* _Task goal_:
Locate all lines with the word "values" and copy them out.

* Begin Supplied material *

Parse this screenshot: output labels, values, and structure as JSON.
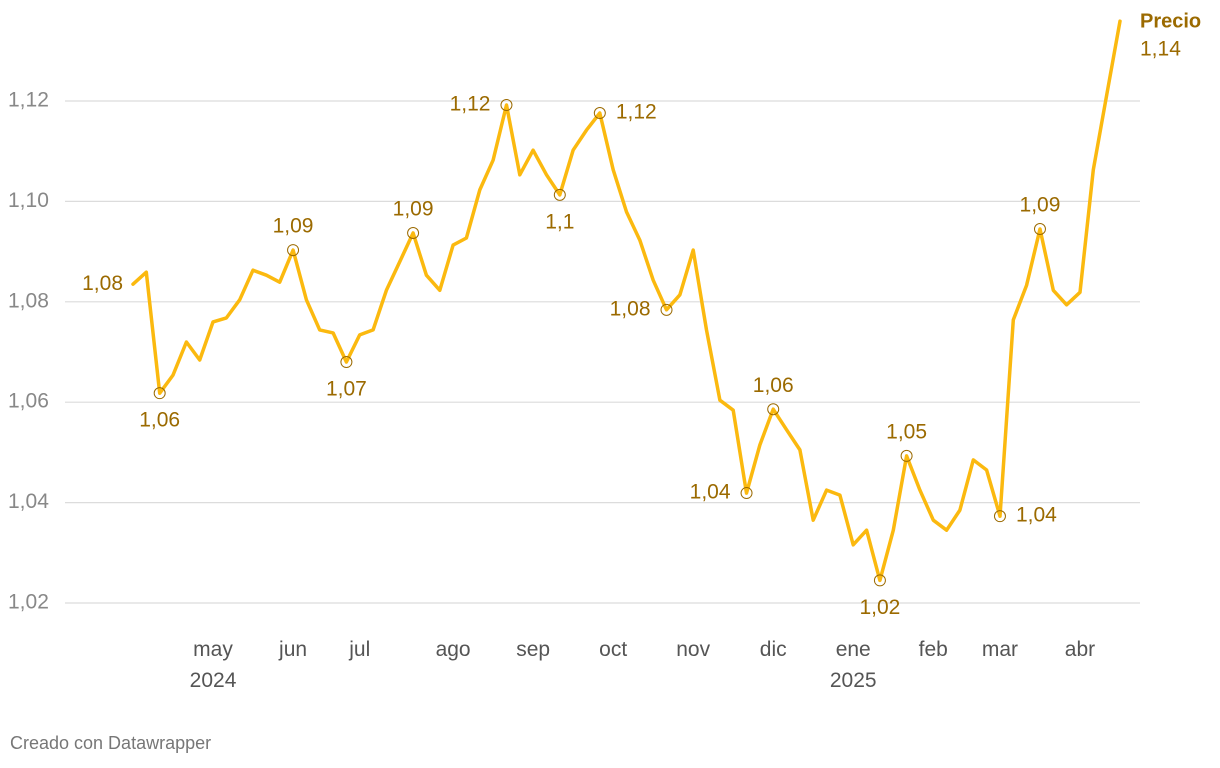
{
  "chart_data": {
    "type": "line",
    "categories": [
      null,
      null,
      null,
      null,
      null,
      null,
      "may\n2024",
      null,
      null,
      null,
      null,
      null,
      "jun",
      null,
      null,
      null,
      null,
      "jul",
      null,
      null,
      null,
      null,
      null,
      null,
      "ago",
      null,
      null,
      null,
      null,
      null,
      "sep",
      null,
      null,
      null,
      null,
      null,
      "oct",
      null,
      null,
      null,
      null,
      null,
      "nov",
      null,
      null,
      null,
      null,
      null,
      "dic",
      null,
      null,
      null,
      null,
      null,
      "ene\n2025",
      null,
      null,
      null,
      null,
      null,
      "feb",
      null,
      null,
      null,
      null,
      "mar",
      null,
      null,
      null,
      null,
      null,
      "abr",
      null,
      null,
      null
    ],
    "series": [
      {
        "name": "Precio",
        "color": "#fbb90f",
        "values": [
          1.0835,
          1.0859,
          1.0618,
          1.0654,
          1.072,
          1.0684,
          1.076,
          1.0768,
          1.0804,
          1.0863,
          1.0853,
          1.0839,
          1.0903,
          1.0804,
          1.0744,
          1.0738,
          1.068,
          1.0734,
          1.0744,
          1.0823,
          1.088,
          1.0937,
          1.0853,
          1.0823,
          1.0913,
          1.0927,
          1.1023,
          1.1082,
          1.1192,
          1.1053,
          1.1102,
          1.1053,
          1.1013,
          1.1102,
          1.1142,
          1.1176,
          1.1063,
          1.0979,
          1.0923,
          1.0843,
          1.0784,
          1.0814,
          1.0903,
          1.0744,
          1.0604,
          1.0584,
          1.0419,
          1.0515,
          1.0586,
          1.0545,
          1.0505,
          1.0365,
          1.0425,
          1.0415,
          1.0316,
          1.0345,
          1.0245,
          1.0345,
          1.0493,
          1.0425,
          1.0365,
          1.0345,
          1.0385,
          1.0485,
          1.0465,
          1.0373,
          1.0764,
          1.0833,
          1.0945,
          1.0823,
          1.0794,
          1.0819,
          1.1063,
          1.1212,
          1.1359
        ],
        "value_labels": [
          "1,08",
          null,
          "1,06",
          null,
          null,
          null,
          null,
          null,
          null,
          null,
          null,
          null,
          "1,09",
          null,
          null,
          null,
          "1,07",
          null,
          null,
          null,
          null,
          "1,09",
          null,
          null,
          null,
          null,
          null,
          null,
          "1,12",
          null,
          null,
          null,
          "1,1",
          null,
          null,
          "1,12",
          null,
          null,
          null,
          null,
          "1,08",
          null,
          null,
          null,
          null,
          null,
          "1,04",
          null,
          "1,06",
          null,
          null,
          null,
          null,
          null,
          null,
          null,
          "1,02",
          null,
          "1,05",
          null,
          null,
          null,
          null,
          null,
          null,
          "1,04",
          null,
          null,
          "1,09",
          null,
          null,
          null,
          null,
          null,
          "1,14"
        ]
      }
    ],
    "ylim": [
      1.02,
      1.14
    ],
    "yticks": [
      {
        "value": 1.02,
        "label": "1,02"
      },
      {
        "value": 1.04,
        "label": "1,04"
      },
      {
        "value": 1.06,
        "label": "1,06"
      },
      {
        "value": 1.08,
        "label": "1,08"
      },
      {
        "value": 1.1,
        "label": "1,10"
      },
      {
        "value": 1.12,
        "label": "1,12"
      }
    ],
    "grid": true,
    "footer": "Creado con Datawrapper"
  }
}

* End Supplied material *

* _Task answer_:
Parse this screenshot: output labels, values, and structure as JSON.
        "values": [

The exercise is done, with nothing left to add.